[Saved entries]
## Start

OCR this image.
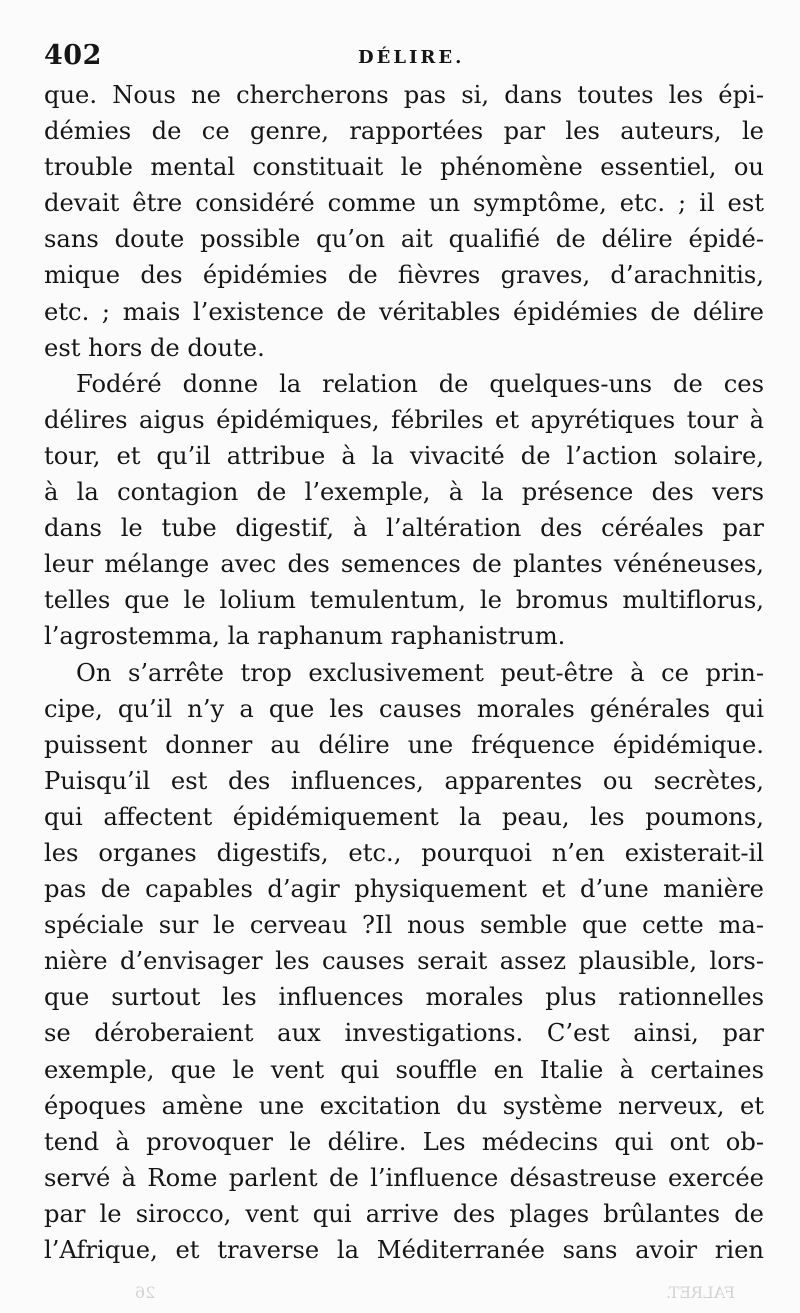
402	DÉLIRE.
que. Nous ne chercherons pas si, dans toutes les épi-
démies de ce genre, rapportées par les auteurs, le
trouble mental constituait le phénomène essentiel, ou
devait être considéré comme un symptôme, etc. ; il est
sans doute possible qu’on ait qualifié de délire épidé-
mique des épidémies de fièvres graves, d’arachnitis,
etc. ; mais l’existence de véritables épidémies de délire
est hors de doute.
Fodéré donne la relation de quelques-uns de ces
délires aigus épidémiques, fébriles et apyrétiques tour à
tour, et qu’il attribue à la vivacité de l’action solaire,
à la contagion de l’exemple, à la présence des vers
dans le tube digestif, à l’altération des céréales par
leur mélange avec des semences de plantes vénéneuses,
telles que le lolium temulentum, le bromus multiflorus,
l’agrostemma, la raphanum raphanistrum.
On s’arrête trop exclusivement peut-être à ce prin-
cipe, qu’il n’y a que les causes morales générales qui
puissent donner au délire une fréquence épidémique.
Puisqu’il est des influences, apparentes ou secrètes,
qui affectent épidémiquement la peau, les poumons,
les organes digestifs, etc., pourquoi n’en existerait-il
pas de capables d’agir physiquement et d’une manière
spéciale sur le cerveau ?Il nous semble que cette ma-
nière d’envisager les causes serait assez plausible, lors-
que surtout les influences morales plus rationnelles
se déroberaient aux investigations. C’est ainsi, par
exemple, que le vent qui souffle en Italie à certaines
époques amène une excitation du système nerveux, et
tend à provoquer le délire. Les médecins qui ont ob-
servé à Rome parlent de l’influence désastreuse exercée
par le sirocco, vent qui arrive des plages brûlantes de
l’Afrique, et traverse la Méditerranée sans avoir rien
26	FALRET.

## End
## Start

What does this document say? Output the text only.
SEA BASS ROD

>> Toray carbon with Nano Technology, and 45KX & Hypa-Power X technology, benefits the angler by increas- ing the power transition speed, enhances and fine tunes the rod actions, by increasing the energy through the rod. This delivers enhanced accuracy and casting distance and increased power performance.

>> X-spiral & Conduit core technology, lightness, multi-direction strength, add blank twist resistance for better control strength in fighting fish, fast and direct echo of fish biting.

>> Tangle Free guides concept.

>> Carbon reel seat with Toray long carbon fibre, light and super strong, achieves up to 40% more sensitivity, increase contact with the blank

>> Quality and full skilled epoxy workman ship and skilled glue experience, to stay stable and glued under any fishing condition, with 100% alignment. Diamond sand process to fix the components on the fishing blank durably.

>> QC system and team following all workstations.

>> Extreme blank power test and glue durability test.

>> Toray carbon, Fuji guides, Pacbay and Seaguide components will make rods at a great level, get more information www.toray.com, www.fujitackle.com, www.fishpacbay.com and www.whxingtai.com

## End
## Start

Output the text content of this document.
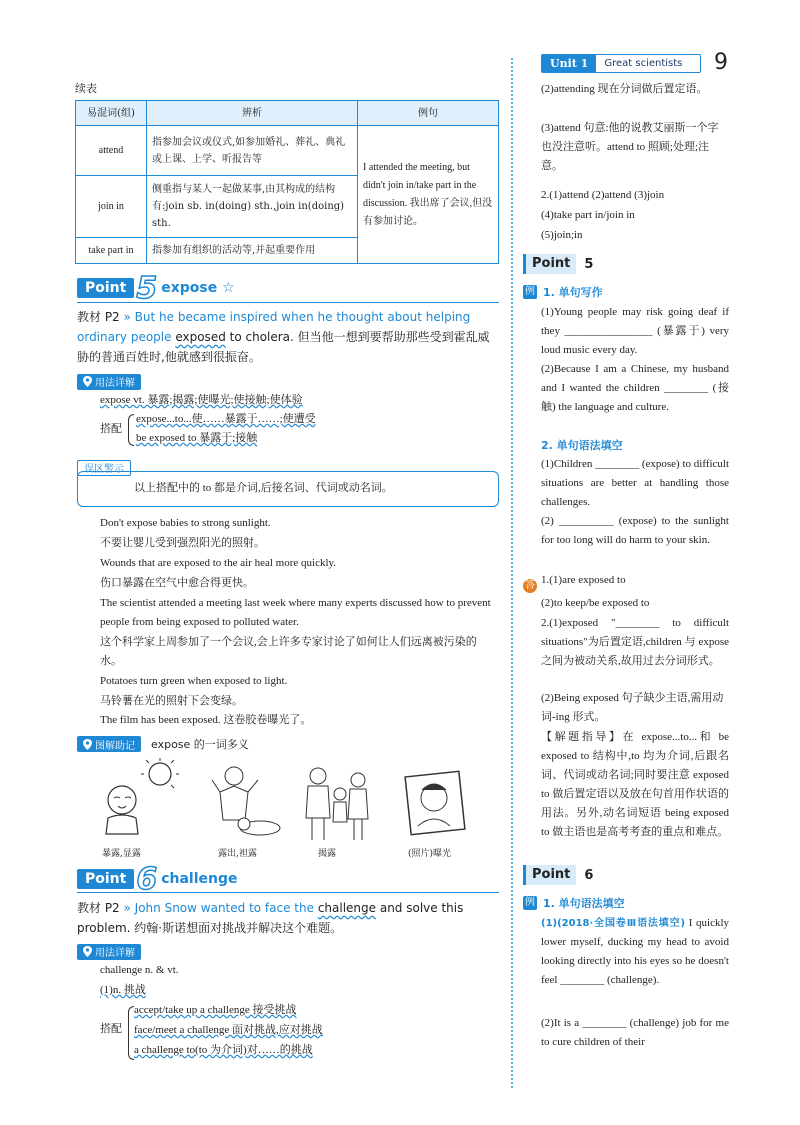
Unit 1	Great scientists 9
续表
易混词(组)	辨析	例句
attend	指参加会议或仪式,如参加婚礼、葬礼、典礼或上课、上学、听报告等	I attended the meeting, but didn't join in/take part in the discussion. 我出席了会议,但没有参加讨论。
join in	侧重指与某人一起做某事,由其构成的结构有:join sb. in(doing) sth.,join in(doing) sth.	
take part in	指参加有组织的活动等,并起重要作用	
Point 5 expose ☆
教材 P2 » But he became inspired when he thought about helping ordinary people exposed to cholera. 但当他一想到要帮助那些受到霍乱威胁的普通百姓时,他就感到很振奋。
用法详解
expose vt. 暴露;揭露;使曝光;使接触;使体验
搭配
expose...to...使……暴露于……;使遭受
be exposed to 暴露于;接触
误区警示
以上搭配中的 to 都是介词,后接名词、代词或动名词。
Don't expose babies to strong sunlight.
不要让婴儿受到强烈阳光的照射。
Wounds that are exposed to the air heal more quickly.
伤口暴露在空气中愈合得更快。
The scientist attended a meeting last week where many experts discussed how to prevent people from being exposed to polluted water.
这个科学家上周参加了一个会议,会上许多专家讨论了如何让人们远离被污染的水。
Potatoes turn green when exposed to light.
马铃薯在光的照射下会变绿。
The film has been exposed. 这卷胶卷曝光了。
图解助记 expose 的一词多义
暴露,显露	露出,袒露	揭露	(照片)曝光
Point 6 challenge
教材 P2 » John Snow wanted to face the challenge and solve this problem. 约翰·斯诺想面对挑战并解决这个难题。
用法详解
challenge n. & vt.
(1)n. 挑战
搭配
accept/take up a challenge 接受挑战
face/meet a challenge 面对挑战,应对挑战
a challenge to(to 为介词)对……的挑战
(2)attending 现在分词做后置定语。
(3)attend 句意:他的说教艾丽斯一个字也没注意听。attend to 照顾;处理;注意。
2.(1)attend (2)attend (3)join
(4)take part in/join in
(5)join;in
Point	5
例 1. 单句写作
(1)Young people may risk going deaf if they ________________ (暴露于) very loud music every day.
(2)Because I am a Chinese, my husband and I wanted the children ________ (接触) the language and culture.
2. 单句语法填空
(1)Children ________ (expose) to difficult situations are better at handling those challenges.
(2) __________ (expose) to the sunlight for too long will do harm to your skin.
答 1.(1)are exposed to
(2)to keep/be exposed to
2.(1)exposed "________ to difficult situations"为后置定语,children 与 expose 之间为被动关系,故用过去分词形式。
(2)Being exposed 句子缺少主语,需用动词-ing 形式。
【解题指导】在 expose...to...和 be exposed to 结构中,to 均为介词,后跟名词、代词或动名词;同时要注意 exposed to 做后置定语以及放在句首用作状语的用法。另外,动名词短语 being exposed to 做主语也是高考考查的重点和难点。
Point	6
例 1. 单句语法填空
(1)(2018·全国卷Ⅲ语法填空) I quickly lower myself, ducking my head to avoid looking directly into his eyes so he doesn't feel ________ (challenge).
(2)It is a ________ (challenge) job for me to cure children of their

## End

### WORK TO BE COMPLETED
Above are the records. Copy every line in them holding "sunlight".

### THE RESULT
Don't expose babies to strong sunlight.
(2) __________ (expose) to the sunlight for too long will do harm to your skin.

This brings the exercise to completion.